Task inputs ->
↓↓↓

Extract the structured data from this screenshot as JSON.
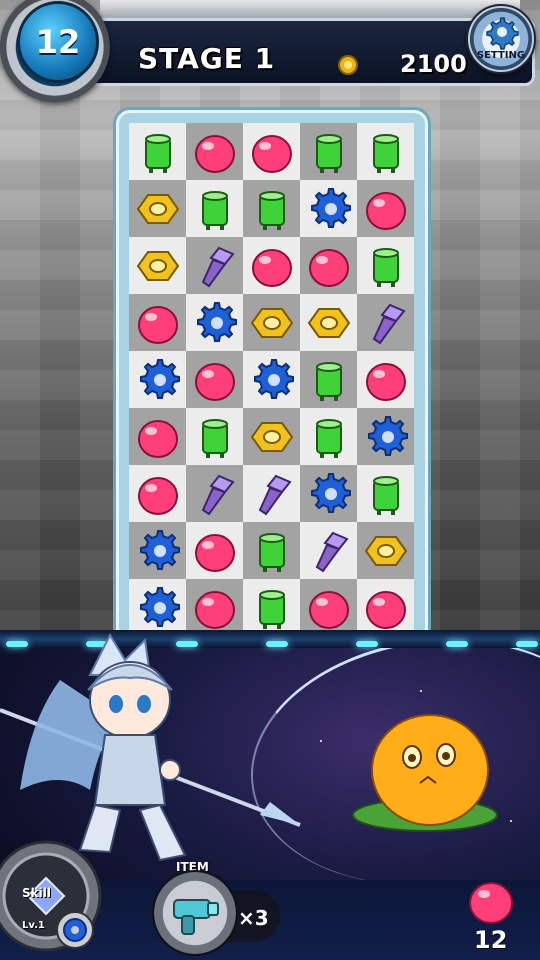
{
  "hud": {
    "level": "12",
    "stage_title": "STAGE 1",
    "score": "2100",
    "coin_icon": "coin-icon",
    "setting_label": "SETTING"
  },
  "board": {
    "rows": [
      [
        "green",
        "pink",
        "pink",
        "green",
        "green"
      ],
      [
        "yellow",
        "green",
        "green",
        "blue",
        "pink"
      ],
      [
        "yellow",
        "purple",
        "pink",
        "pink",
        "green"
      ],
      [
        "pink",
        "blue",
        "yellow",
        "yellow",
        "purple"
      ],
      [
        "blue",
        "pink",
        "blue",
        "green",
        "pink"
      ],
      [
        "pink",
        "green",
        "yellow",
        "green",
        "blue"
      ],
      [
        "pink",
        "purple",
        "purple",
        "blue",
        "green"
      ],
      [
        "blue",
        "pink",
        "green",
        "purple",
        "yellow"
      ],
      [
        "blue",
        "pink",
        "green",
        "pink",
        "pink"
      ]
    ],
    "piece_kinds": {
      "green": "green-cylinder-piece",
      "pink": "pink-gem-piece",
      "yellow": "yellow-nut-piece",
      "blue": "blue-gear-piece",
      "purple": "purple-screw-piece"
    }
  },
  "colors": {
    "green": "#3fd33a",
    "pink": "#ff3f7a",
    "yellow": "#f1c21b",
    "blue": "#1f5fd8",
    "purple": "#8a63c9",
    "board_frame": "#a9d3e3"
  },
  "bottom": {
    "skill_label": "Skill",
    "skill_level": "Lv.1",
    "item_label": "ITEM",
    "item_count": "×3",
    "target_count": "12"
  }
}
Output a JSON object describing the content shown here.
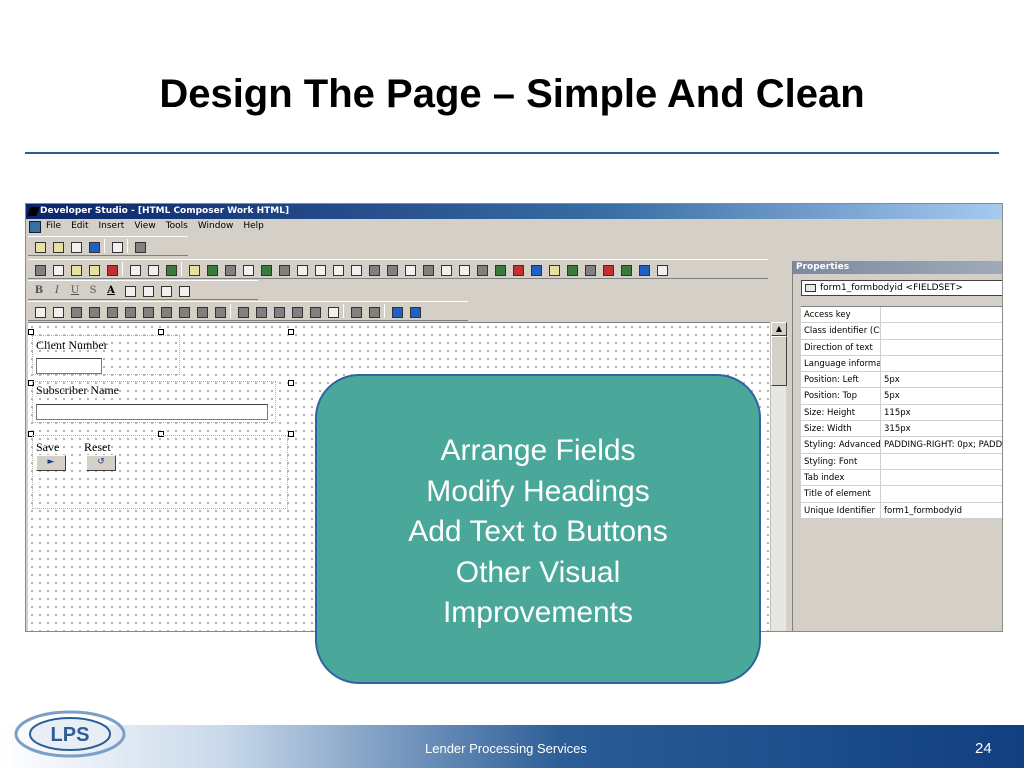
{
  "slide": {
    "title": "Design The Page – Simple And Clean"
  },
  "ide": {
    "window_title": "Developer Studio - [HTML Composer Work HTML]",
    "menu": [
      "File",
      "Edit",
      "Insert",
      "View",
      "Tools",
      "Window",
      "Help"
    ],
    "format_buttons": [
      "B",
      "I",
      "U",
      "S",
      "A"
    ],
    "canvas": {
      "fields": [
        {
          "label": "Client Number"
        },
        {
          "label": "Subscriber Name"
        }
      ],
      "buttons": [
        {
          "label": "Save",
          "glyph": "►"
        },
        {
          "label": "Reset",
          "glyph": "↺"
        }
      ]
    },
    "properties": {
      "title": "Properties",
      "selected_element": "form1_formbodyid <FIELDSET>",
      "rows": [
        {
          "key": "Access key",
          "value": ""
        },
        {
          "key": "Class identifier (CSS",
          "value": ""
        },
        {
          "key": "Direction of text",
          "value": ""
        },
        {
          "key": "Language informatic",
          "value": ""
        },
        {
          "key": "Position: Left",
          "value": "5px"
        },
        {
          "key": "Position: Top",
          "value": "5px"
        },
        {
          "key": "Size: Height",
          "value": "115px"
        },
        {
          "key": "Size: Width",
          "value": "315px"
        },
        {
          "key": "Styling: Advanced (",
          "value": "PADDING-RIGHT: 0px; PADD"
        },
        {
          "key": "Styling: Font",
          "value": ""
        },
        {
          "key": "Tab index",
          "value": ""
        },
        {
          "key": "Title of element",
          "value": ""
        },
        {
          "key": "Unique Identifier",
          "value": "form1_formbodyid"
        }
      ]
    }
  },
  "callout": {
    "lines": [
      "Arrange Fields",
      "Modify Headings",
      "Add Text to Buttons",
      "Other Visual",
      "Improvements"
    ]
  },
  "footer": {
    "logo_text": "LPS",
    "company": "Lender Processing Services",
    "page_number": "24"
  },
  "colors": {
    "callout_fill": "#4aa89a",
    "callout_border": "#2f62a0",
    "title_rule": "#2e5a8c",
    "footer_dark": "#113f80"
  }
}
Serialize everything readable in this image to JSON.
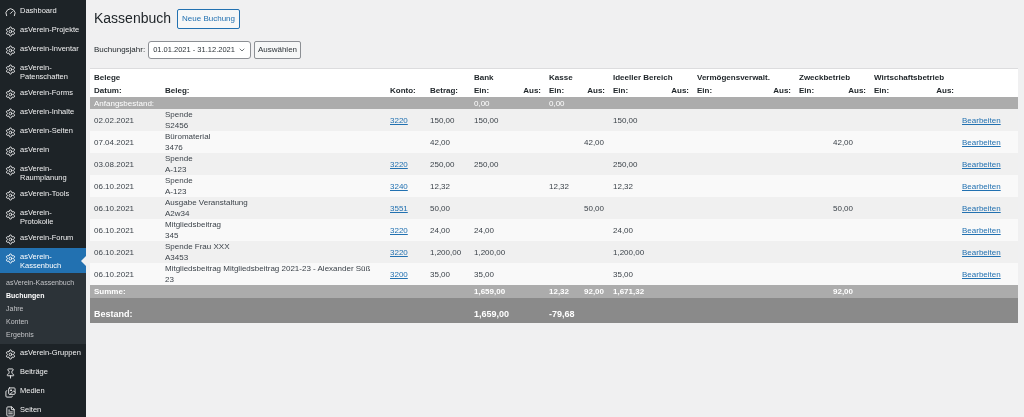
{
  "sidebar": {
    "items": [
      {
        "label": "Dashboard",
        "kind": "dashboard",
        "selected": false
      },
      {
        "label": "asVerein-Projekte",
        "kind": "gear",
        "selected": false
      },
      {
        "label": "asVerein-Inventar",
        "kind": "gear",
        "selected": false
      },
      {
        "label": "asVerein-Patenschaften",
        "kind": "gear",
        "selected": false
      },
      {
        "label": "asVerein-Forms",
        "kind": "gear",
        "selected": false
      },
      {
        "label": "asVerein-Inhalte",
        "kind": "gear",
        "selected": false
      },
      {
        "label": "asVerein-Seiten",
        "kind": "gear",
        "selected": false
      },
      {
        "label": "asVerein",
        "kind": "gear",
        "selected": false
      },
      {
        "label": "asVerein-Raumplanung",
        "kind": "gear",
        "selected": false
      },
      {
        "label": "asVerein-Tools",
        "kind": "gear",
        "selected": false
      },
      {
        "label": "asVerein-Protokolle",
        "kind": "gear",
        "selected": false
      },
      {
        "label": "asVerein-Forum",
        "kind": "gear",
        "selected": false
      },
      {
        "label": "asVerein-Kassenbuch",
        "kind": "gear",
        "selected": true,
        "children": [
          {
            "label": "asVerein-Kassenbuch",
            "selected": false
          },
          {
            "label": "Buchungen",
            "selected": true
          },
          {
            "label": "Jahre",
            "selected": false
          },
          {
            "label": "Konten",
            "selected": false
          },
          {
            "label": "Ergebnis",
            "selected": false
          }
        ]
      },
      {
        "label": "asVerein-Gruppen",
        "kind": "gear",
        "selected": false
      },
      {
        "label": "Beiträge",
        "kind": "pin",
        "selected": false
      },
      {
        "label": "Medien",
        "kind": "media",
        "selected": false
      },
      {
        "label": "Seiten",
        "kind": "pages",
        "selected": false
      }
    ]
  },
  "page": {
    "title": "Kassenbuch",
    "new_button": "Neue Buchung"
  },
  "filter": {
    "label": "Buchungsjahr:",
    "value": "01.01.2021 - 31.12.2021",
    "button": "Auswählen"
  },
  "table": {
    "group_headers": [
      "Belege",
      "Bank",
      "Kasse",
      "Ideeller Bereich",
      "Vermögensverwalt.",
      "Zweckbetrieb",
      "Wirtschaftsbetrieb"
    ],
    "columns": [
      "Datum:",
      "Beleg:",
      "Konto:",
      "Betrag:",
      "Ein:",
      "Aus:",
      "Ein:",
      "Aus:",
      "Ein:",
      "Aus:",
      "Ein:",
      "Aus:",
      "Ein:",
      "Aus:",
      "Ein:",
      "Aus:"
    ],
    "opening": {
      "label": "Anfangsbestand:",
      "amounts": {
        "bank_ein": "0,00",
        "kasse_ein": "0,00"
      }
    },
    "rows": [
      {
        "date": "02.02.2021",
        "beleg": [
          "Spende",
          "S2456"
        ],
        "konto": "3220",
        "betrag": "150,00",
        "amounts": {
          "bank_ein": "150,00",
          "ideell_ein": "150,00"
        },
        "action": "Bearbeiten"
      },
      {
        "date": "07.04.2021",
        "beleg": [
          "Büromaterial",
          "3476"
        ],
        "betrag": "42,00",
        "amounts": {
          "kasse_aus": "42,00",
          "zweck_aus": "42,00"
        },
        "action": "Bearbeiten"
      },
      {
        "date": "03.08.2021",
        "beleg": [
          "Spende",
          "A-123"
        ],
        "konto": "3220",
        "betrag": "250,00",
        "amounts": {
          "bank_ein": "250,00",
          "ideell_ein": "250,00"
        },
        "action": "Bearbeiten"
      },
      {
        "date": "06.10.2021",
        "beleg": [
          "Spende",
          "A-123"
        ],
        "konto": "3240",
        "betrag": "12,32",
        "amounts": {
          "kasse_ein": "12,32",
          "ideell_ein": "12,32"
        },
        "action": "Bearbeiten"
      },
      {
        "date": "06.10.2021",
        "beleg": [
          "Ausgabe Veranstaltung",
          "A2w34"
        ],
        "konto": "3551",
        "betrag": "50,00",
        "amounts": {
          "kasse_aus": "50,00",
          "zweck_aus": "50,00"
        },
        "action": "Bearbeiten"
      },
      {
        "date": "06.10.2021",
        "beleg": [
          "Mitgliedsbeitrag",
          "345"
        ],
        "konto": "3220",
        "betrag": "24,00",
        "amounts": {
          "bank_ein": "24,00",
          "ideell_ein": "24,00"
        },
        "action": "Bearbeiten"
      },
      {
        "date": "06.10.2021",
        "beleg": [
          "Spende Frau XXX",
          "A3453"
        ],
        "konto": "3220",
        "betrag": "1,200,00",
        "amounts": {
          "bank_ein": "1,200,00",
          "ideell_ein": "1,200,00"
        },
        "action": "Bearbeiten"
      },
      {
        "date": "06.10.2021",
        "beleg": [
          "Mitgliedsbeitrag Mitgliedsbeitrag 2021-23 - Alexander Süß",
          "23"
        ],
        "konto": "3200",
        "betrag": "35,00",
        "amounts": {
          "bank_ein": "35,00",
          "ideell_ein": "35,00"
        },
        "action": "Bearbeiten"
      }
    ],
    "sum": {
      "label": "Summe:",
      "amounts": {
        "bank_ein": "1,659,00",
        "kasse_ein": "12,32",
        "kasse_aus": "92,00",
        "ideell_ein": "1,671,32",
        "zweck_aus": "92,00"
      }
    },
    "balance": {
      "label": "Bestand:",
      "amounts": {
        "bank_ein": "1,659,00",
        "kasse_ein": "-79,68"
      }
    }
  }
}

↑↑↑

Task details -> Pull out each line of the records holding the string "JSON".

Correct response ->
Extract the structured data from this screenshot as JSON.
Output a JSON object describing the content shown here.
Serialize everything readable in this image to JSON.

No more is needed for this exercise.